Dataset entries:
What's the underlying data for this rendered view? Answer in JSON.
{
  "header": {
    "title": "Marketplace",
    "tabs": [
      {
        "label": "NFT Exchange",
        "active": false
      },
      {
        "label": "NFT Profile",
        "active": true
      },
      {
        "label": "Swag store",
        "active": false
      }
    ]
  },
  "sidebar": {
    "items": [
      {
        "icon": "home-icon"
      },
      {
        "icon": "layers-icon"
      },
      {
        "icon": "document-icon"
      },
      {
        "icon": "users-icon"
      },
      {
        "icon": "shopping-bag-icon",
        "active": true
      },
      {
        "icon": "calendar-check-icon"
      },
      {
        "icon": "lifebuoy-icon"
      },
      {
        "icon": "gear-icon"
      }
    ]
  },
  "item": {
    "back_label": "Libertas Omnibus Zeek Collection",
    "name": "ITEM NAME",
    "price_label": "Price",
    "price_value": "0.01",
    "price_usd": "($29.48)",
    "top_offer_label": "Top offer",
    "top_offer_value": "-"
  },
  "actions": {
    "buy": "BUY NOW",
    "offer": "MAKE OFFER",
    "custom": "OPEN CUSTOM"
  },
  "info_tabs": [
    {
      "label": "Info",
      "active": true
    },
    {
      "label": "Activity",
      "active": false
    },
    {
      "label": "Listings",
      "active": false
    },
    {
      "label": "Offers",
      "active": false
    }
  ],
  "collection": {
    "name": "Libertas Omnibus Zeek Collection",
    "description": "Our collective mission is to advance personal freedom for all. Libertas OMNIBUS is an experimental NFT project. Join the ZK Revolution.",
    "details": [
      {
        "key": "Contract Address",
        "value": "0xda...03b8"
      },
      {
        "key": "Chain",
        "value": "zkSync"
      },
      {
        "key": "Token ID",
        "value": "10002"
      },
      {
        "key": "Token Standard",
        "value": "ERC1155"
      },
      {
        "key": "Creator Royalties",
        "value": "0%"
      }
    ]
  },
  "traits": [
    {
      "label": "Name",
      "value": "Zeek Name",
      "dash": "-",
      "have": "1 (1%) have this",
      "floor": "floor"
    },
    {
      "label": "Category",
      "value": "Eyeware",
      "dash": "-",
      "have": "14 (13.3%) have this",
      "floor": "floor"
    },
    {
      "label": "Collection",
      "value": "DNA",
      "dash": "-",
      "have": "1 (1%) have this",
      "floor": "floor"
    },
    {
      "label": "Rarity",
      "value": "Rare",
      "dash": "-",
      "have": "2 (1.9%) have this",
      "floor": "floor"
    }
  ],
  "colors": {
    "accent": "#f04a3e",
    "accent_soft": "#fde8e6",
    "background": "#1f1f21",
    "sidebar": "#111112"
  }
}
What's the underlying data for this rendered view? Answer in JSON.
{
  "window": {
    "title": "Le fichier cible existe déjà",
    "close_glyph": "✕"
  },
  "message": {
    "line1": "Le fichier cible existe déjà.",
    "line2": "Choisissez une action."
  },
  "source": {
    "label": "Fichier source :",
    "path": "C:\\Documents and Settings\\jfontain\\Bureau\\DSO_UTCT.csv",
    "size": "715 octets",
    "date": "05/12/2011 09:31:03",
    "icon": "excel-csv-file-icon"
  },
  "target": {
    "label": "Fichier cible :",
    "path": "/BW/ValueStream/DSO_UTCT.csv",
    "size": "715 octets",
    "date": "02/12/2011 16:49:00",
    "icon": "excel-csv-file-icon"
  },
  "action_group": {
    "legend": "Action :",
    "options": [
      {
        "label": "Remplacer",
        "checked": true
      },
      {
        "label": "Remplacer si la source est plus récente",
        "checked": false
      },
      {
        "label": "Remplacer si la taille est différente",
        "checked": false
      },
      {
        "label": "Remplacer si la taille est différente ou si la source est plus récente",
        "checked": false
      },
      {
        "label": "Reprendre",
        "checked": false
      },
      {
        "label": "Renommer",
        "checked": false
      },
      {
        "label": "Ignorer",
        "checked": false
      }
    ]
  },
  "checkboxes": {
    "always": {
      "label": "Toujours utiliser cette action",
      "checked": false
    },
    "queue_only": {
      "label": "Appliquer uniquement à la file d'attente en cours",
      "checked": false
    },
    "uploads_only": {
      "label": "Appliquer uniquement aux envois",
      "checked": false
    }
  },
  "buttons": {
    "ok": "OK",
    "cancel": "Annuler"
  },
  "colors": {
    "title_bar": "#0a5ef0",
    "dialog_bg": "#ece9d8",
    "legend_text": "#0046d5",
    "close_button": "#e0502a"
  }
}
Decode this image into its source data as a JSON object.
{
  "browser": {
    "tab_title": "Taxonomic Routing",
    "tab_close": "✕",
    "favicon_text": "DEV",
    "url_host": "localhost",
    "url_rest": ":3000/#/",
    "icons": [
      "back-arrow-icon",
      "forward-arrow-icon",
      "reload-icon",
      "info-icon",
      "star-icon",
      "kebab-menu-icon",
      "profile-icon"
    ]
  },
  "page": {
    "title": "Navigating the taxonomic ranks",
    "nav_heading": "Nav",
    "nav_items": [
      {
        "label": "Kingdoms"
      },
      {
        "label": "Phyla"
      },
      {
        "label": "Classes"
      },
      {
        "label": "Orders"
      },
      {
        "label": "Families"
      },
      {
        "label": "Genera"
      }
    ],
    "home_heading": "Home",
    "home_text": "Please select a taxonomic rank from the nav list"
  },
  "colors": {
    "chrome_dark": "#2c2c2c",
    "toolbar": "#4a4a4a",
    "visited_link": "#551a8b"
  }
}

§ STATED PROBLEM
Copy out every line of the listing that contains the string "path".

§ SOLUTION TO THE PROBLEM
    "path": "C:\\Documents and Settings\\jfontain\\Bureau\\DSO_UTCT.csv",
    "path": "/BW/ValueStream/DSO_UTCT.csv",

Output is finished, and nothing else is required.